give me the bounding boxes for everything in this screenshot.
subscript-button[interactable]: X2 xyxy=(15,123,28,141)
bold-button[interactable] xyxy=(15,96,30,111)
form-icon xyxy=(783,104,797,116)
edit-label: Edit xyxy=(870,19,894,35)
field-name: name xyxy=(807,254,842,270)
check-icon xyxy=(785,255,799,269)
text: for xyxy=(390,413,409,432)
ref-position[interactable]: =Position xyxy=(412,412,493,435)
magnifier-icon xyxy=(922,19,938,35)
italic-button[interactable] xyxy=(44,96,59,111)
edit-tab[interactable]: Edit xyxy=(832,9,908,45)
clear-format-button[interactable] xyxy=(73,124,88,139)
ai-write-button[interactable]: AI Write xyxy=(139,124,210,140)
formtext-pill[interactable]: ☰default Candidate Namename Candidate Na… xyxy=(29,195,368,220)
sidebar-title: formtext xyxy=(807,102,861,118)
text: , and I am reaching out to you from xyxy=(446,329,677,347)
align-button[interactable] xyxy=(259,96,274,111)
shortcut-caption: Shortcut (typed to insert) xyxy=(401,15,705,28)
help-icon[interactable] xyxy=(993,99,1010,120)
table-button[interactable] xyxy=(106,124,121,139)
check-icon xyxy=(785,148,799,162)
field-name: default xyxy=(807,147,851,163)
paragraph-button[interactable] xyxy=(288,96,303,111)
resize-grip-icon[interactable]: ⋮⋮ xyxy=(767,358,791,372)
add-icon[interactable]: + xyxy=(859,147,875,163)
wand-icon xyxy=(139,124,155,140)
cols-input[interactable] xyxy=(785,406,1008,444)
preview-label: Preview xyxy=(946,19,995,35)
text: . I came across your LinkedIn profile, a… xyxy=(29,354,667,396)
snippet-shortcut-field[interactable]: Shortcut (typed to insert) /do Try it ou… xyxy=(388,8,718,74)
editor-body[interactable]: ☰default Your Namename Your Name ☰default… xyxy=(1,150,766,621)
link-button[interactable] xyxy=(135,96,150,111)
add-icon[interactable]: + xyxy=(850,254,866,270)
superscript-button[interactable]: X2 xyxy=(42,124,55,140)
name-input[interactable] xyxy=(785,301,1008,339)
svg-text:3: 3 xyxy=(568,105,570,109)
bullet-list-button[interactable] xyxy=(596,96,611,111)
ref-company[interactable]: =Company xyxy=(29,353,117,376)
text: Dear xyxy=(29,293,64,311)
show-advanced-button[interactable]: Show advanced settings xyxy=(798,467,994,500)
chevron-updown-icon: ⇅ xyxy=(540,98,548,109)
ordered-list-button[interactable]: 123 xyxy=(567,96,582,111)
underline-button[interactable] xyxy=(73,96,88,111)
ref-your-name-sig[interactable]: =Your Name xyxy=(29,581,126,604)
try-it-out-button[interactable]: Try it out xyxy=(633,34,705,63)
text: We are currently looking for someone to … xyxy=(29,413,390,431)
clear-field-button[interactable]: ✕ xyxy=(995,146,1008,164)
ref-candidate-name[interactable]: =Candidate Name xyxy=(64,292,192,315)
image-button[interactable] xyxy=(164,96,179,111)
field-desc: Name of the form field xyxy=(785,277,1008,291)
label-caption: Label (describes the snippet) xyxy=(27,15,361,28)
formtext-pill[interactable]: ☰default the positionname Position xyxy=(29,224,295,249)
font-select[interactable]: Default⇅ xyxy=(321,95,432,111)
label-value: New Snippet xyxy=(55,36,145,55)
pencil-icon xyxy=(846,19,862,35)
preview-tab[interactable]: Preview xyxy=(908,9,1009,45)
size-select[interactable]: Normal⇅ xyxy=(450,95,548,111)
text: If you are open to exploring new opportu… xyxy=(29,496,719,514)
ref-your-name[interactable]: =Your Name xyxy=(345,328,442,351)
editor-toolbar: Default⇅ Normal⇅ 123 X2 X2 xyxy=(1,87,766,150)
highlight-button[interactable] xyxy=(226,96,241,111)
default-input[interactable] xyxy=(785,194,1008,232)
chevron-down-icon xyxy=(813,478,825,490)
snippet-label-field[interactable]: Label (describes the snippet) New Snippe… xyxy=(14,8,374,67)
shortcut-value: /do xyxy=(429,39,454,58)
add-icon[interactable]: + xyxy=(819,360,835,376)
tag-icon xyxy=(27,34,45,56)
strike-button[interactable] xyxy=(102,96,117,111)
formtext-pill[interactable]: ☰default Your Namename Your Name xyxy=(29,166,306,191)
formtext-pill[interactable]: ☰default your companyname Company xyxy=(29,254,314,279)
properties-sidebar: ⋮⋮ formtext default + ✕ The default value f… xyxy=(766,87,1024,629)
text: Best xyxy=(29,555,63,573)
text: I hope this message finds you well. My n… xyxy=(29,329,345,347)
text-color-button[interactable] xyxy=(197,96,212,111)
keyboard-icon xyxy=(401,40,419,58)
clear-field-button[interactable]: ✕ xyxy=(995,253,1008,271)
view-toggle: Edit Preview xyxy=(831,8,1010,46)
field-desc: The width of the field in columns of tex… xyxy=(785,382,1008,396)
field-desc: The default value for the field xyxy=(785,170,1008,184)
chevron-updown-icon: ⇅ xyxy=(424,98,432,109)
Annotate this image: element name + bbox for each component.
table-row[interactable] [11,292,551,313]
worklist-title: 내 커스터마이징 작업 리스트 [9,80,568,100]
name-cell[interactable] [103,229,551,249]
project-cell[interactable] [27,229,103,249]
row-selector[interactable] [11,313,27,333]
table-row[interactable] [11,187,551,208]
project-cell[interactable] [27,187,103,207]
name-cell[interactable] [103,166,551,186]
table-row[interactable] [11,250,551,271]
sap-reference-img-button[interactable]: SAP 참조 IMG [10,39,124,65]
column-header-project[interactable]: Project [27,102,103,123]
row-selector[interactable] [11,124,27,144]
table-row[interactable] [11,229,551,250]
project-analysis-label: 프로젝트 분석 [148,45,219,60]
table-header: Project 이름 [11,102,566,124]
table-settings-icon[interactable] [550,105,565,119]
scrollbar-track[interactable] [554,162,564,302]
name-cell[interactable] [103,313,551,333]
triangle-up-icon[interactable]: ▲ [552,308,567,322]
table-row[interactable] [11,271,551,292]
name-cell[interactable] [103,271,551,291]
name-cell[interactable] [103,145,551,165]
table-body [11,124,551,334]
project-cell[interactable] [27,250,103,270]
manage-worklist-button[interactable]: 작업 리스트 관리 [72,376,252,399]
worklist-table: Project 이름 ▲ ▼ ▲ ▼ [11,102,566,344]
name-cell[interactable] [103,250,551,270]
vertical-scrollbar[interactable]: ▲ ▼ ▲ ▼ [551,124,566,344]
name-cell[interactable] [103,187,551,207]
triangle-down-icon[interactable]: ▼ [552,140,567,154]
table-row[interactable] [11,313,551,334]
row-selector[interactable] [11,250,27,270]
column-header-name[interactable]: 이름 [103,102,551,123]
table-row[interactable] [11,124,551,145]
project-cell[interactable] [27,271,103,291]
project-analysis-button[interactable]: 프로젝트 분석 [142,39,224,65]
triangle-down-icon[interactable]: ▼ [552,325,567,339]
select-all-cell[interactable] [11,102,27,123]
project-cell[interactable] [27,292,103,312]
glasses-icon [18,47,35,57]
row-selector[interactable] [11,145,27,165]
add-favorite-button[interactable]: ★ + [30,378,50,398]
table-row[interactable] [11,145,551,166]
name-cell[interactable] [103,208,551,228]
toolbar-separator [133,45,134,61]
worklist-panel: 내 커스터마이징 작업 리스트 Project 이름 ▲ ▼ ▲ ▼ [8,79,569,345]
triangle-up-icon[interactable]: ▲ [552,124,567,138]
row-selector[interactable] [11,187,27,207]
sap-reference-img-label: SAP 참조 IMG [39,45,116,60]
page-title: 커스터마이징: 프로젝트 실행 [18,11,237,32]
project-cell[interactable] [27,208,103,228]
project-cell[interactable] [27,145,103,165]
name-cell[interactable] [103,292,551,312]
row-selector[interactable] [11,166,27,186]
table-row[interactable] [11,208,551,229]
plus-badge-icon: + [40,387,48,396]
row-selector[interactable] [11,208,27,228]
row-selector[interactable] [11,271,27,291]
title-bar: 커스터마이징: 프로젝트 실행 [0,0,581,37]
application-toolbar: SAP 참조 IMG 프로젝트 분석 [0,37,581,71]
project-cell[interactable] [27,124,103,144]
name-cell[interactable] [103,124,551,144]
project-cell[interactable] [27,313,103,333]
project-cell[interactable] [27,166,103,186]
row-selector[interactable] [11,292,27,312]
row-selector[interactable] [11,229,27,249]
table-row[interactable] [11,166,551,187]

+-------+

◆ **DIRECTIONS**
Print the data from its first line through the line with "check-icon xyxy=(785,148,799,162)", including both of those lines, and keep every line unchanged.

◆ **WRITTEN SOLUTION**
give me the bounding boxes for everything in this screenshot.
subscript-button[interactable]: X2 xyxy=(15,123,28,141)
bold-button[interactable] xyxy=(15,96,30,111)
form-icon xyxy=(783,104,797,116)
edit-label: Edit xyxy=(870,19,894,35)
field-name: name xyxy=(807,254,842,270)
check-icon xyxy=(785,255,799,269)
text: for xyxy=(390,413,409,432)
ref-position[interactable]: =Position xyxy=(412,412,493,435)
magnifier-icon xyxy=(922,19,938,35)
italic-button[interactable] xyxy=(44,96,59,111)
edit-tab[interactable]: Edit xyxy=(832,9,908,45)
clear-format-button[interactable] xyxy=(73,124,88,139)
ai-write-button[interactable]: AI Write xyxy=(139,124,210,140)
formtext-pill[interactable]: ☰default Candidate Namename Candidate Na… xyxy=(29,195,368,220)
sidebar-title: formtext xyxy=(807,102,861,118)
text: , and I am reaching out to you from xyxy=(446,329,677,347)
align-button[interactable] xyxy=(259,96,274,111)
shortcut-caption: Shortcut (typed to insert) xyxy=(401,15,705,28)
help-icon[interactable] xyxy=(993,99,1010,120)
table-button[interactable] xyxy=(106,124,121,139)
check-icon xyxy=(785,148,799,162)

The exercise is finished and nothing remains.